SUPPLIED RECORDS:
=== Section Start ===
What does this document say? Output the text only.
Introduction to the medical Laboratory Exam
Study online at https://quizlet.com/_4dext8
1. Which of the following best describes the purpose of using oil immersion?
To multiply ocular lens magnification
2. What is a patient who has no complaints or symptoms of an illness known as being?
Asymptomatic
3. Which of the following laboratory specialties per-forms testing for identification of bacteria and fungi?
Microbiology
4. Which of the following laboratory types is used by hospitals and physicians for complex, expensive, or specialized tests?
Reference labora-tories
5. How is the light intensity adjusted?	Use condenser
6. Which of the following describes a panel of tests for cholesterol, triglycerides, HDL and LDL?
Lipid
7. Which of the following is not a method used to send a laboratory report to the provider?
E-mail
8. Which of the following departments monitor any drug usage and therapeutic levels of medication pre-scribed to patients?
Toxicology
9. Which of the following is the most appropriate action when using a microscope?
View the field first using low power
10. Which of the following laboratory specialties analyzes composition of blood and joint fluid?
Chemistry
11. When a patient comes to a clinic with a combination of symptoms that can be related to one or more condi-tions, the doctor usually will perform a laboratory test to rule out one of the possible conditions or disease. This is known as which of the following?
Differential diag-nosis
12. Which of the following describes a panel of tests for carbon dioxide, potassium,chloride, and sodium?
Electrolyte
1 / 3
=== Section End ===
PROBLEM REQUIREMENTS:
This task calls for the material above to be duplicated verbatim.

EXERCISE RESPONSE:
What does this document say? Output the text only.
Introduction to the medical Laboratory Exam
Study online at https://quizlet.com/_4dext8
1. Which of the following best describes the purpose of using oil immersion?
To multiply ocular lens magnification
2. What is a patient who has no complaints or symptoms of an illness known as being?
Asymptomatic
3. Which of the following laboratory specialties per-forms testing for identification of bacteria and fungi?
Microbiology
4. Which of the following laboratory types is used by hospitals and physicians for complex, expensive, or specialized tests?
Reference labora-tories
5. How is the light intensity adjusted?	Use condenser
6. Which of the following describes a panel of tests for cholesterol, triglycerides, HDL and LDL?
Lipid
7. Which of the following is not a method used to send a laboratory report to the provider?
E-mail
8. Which of the following departments monitor any drug usage and therapeutic levels of medication pre-scribed to patients?
Toxicology
9. Which of the following is the most appropriate action when using a microscope?
View the field first using low power
10. Which of the following laboratory specialties analyzes composition of blood and joint fluid?
Chemistry
11. When a patient comes to a clinic with a combination of symptoms that can be related to one or more condi-tions, the doctor usually will perform a laboratory test to rule out one of the possible conditions or disease. This is known as which of the following?
Differential diag-nosis
12. Which of the following describes a panel of tests for carbon dioxide, potassium,chloride, and sodium?
Electrolyte
1 / 3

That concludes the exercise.